::: Information supplied

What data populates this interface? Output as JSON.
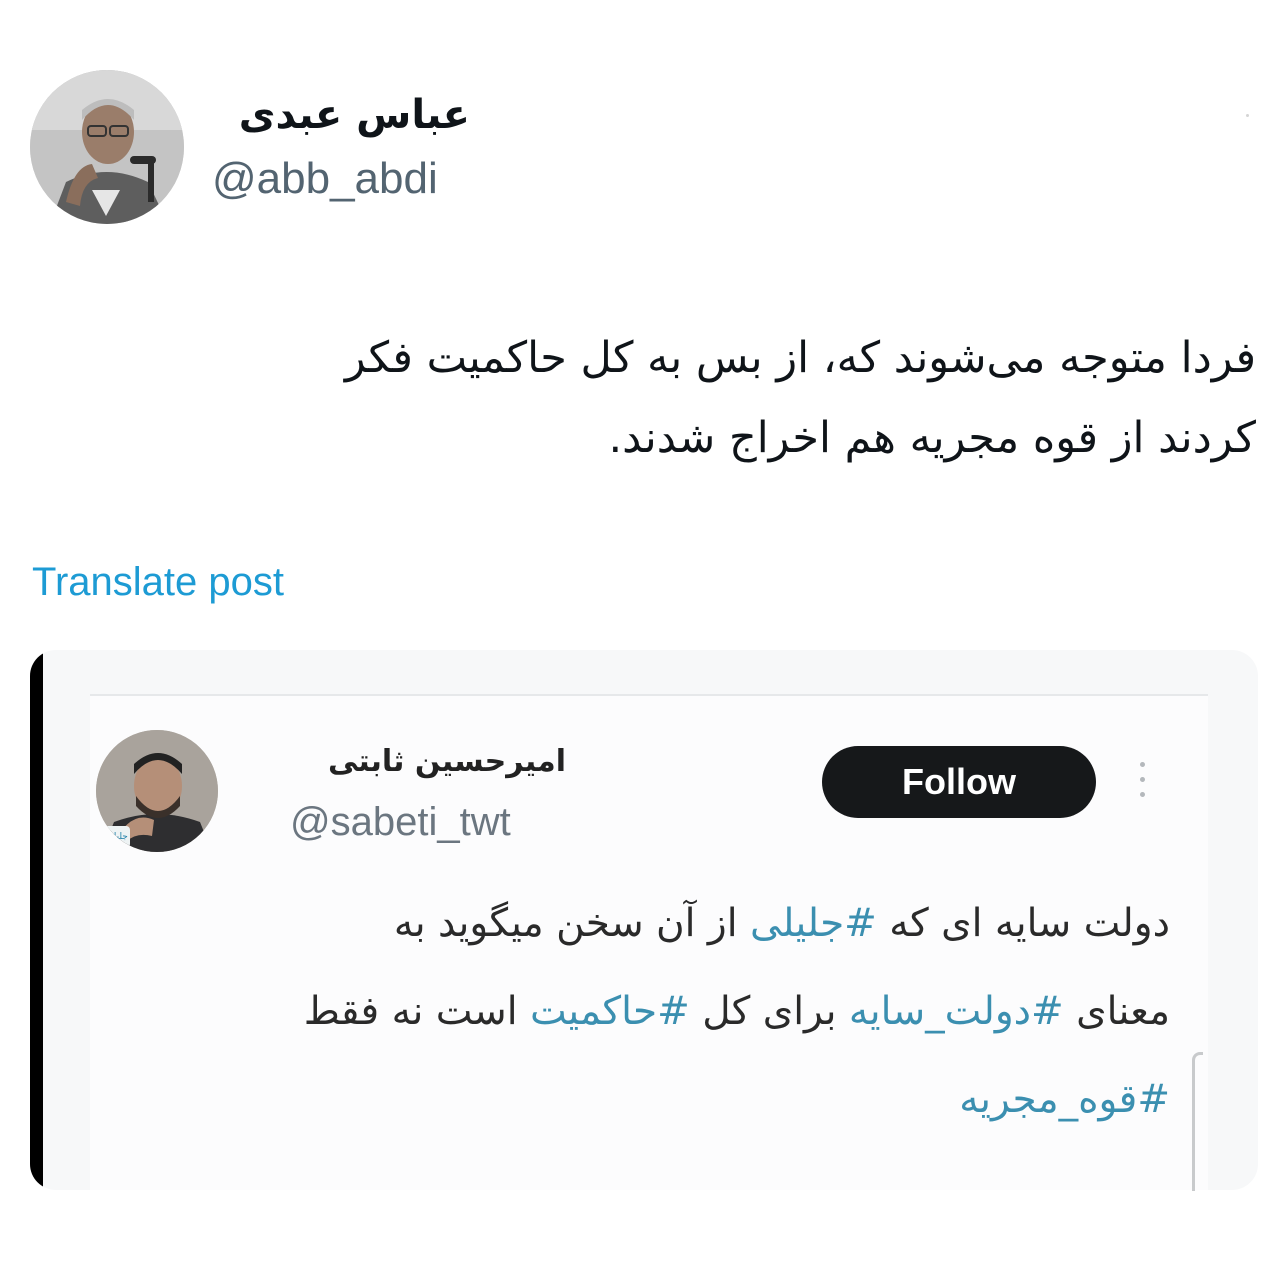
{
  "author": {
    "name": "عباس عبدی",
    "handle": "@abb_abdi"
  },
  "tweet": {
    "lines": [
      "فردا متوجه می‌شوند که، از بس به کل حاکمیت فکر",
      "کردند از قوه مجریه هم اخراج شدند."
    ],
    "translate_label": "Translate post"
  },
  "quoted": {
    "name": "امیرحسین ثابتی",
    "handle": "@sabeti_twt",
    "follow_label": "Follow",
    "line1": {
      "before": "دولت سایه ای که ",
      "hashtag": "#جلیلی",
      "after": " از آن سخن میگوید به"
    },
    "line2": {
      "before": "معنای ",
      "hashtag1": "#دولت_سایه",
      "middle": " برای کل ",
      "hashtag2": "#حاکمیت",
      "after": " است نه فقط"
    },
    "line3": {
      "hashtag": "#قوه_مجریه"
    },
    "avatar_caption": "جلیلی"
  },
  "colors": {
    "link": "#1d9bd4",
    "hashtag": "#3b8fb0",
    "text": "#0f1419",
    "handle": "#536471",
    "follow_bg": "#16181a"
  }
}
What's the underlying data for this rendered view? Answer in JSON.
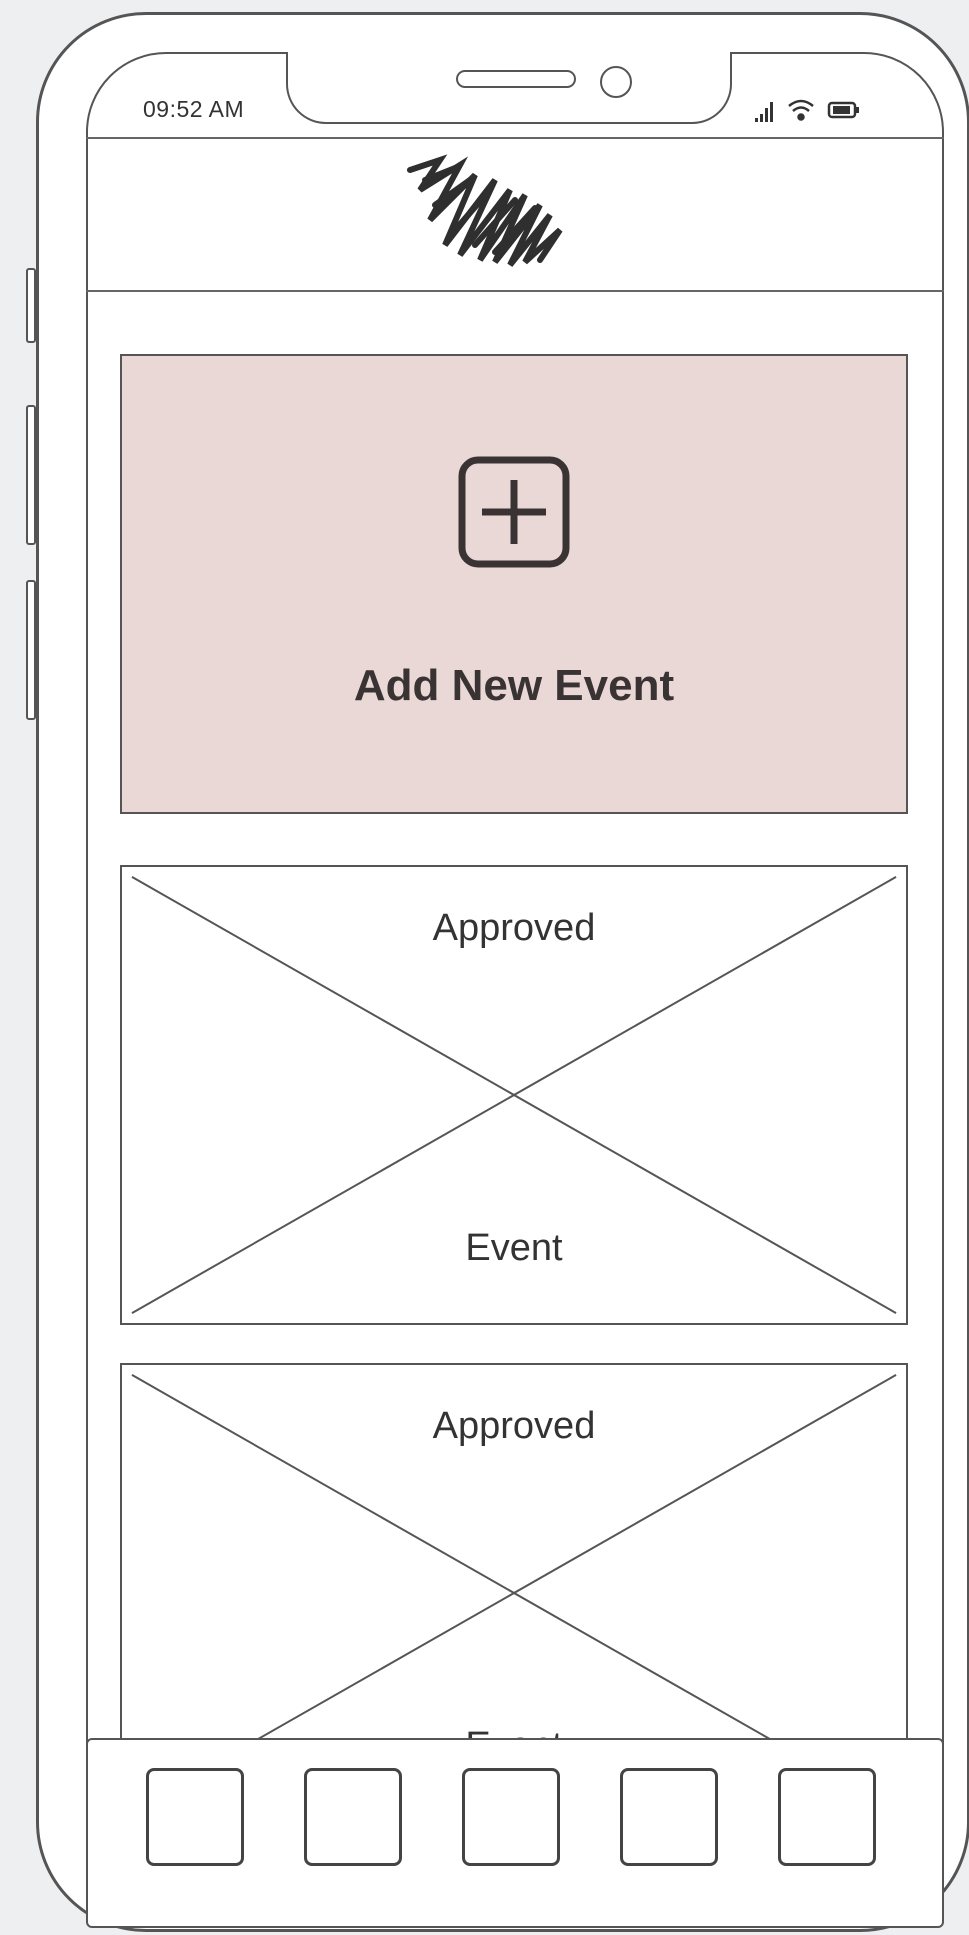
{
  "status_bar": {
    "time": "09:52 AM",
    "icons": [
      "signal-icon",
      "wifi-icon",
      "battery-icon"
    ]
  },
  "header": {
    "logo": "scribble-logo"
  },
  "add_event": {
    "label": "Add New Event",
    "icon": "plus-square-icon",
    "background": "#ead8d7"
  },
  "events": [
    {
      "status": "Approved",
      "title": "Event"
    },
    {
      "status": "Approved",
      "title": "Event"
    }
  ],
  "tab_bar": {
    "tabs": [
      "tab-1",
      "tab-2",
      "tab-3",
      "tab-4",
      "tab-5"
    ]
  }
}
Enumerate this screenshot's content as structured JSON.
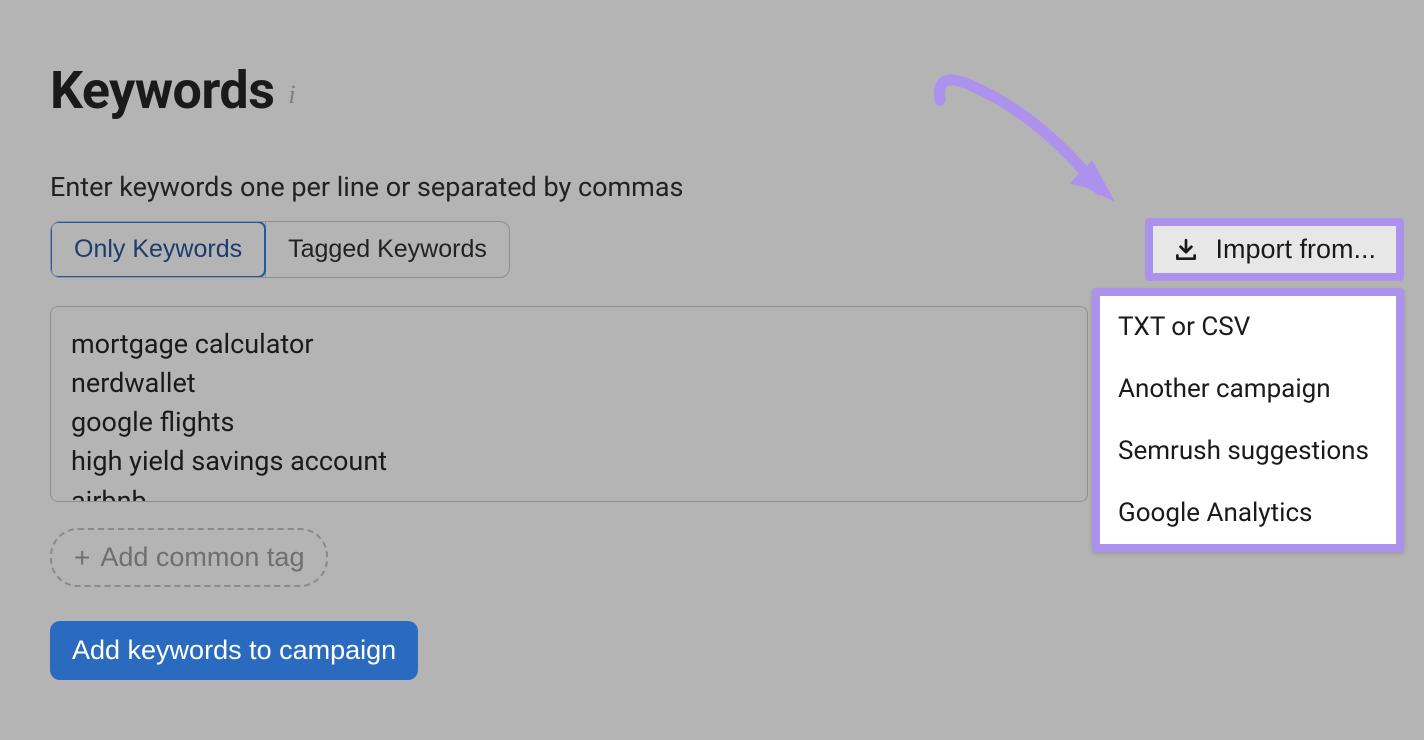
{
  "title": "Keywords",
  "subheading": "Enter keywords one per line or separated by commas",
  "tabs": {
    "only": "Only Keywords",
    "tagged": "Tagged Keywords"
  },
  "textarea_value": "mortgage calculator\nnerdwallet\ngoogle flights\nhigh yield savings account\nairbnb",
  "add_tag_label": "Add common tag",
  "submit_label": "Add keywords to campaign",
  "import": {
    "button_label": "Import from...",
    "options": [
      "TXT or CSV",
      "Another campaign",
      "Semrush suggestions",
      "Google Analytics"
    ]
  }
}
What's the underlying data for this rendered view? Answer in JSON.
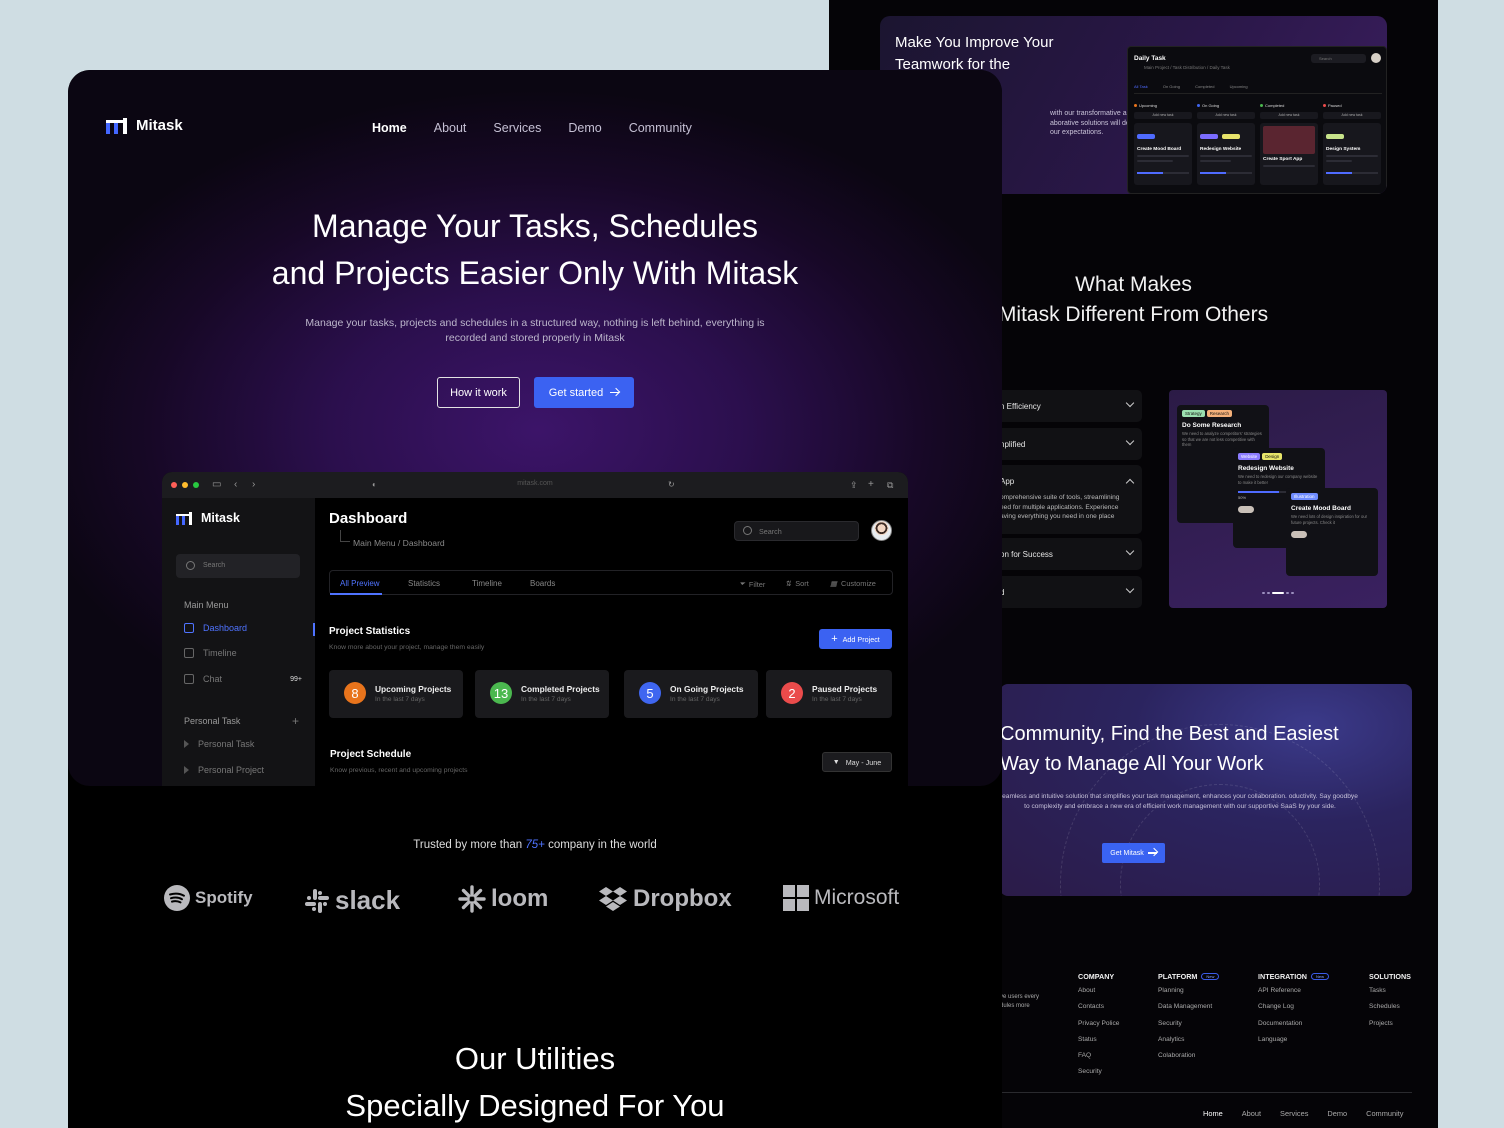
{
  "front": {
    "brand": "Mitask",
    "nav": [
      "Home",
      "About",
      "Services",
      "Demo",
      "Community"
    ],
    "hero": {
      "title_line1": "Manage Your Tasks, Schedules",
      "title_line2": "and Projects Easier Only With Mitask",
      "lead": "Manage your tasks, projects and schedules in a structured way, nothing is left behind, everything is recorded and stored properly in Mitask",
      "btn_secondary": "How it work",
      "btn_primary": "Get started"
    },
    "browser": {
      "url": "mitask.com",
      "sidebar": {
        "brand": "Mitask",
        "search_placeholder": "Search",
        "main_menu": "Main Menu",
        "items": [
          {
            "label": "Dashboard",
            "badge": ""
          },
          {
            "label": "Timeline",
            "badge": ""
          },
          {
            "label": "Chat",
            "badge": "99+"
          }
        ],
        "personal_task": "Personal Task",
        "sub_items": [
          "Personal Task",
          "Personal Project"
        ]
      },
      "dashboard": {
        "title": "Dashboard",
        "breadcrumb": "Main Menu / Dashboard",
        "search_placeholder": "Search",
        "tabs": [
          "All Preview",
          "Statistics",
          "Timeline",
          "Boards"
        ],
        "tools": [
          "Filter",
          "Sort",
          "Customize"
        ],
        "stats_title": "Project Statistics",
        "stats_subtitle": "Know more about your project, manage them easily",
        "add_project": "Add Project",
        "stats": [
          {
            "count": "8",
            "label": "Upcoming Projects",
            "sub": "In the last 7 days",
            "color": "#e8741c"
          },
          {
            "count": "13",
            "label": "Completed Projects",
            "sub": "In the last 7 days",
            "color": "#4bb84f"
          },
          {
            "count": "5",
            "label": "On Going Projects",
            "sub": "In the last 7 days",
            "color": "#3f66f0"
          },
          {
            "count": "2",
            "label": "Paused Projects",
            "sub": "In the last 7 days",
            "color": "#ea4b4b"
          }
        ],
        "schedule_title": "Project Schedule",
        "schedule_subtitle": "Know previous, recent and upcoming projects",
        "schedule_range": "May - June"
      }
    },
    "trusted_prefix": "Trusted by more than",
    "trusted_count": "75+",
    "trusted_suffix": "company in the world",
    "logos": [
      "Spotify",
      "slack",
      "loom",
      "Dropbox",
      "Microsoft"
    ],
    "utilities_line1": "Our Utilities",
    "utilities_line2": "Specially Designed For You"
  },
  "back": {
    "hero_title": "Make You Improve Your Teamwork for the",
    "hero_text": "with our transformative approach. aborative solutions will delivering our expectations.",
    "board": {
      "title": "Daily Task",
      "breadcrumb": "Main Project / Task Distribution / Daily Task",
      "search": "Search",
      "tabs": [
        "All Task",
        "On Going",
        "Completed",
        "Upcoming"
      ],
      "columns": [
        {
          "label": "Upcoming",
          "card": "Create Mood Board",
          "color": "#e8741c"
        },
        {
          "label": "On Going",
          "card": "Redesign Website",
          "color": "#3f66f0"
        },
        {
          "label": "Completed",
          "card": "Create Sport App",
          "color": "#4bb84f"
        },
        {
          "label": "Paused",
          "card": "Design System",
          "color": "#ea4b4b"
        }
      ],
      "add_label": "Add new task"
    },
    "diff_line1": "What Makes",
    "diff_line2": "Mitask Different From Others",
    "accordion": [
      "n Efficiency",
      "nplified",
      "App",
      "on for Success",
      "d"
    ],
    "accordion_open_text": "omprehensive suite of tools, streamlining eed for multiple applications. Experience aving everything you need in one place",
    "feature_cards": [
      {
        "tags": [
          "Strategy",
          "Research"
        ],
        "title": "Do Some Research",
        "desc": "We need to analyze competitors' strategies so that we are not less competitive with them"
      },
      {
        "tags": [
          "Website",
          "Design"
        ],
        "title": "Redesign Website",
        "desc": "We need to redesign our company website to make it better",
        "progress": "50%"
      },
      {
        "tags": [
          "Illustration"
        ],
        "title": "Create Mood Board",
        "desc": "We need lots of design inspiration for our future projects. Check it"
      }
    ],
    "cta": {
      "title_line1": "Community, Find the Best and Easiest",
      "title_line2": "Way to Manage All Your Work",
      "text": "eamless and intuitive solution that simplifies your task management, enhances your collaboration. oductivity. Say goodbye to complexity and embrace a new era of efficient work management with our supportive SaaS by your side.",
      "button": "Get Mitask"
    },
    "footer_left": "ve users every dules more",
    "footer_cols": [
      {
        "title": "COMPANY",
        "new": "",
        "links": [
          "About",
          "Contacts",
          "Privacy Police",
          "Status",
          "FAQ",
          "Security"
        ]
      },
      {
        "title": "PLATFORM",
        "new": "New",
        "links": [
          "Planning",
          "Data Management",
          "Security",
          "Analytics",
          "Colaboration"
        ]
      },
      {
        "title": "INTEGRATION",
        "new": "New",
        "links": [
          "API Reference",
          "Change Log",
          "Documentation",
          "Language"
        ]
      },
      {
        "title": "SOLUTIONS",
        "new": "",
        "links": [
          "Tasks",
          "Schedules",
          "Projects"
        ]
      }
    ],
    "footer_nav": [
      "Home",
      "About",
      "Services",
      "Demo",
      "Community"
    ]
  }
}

::::::

» Goal:
Pull out every line in the material above where "Paused" occurs.

» Task answer:
            "label": "Paused Projects",
          "label": "Paused",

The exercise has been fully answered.